What to work on: Which rows below contain the string "curve"? Copy out each of those rows in full, counting a match only when the letter case is the same.

Data for the task:
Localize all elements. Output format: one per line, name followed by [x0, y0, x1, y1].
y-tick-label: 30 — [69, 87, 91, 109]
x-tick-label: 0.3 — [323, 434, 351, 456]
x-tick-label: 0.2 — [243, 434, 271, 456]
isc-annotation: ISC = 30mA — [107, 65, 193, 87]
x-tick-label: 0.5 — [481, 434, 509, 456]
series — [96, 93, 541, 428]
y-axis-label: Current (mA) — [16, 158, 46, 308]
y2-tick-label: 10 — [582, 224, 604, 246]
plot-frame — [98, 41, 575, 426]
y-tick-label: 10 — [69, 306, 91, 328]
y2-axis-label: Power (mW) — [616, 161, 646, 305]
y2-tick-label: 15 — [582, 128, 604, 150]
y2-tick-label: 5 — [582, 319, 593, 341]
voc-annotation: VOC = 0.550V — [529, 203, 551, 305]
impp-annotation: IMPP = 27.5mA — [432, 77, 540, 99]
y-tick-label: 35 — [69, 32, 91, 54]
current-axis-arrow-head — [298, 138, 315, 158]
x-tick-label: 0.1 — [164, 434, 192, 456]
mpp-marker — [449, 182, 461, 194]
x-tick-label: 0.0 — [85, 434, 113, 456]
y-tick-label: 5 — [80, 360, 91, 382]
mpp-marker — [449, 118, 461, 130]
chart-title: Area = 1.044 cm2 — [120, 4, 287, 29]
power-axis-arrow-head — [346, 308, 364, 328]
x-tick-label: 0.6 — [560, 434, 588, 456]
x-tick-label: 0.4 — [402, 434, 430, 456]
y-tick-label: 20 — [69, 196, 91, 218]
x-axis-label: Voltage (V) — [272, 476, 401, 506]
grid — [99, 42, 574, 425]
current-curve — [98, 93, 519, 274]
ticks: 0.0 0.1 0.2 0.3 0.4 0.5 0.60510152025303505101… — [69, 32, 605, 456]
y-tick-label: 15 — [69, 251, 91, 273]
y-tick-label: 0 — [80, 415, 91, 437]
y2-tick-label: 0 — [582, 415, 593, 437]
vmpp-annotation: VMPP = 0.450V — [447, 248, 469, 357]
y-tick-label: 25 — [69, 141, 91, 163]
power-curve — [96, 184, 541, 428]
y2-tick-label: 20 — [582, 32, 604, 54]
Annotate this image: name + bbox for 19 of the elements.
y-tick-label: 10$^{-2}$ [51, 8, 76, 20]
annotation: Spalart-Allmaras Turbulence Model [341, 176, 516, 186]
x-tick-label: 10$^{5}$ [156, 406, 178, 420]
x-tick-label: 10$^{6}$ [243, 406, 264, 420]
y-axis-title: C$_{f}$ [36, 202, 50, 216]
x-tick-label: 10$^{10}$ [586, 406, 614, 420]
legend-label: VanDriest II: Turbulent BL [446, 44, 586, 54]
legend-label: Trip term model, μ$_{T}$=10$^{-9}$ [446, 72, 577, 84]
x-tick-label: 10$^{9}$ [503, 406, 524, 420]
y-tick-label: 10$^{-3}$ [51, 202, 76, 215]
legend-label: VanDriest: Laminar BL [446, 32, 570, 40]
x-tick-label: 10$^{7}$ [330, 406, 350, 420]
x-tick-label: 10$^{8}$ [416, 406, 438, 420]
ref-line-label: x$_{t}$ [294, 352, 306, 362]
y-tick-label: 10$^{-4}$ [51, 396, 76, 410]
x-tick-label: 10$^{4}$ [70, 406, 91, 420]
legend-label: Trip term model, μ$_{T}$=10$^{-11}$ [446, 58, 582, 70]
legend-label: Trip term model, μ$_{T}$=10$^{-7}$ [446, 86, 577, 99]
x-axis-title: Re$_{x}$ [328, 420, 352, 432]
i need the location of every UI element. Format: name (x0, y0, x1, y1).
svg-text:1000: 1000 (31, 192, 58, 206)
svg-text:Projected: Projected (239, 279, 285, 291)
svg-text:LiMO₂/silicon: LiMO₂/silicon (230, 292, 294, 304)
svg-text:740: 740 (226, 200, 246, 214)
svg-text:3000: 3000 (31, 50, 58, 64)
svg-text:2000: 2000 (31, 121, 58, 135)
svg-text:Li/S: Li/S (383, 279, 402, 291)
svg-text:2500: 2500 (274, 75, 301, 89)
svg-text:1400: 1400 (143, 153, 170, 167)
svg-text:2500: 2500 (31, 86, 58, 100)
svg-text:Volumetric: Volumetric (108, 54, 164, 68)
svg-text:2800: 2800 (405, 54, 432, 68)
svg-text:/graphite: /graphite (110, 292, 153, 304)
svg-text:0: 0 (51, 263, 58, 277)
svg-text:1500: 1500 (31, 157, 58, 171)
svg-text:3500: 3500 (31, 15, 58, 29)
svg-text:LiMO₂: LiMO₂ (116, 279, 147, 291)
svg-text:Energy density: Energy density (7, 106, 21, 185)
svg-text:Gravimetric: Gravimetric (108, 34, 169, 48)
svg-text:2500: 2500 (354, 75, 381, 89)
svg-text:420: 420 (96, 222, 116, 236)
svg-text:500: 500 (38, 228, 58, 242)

Answer to this exercise:
current-curve — [98, 93, 519, 274]
power-curve — [96, 184, 541, 428]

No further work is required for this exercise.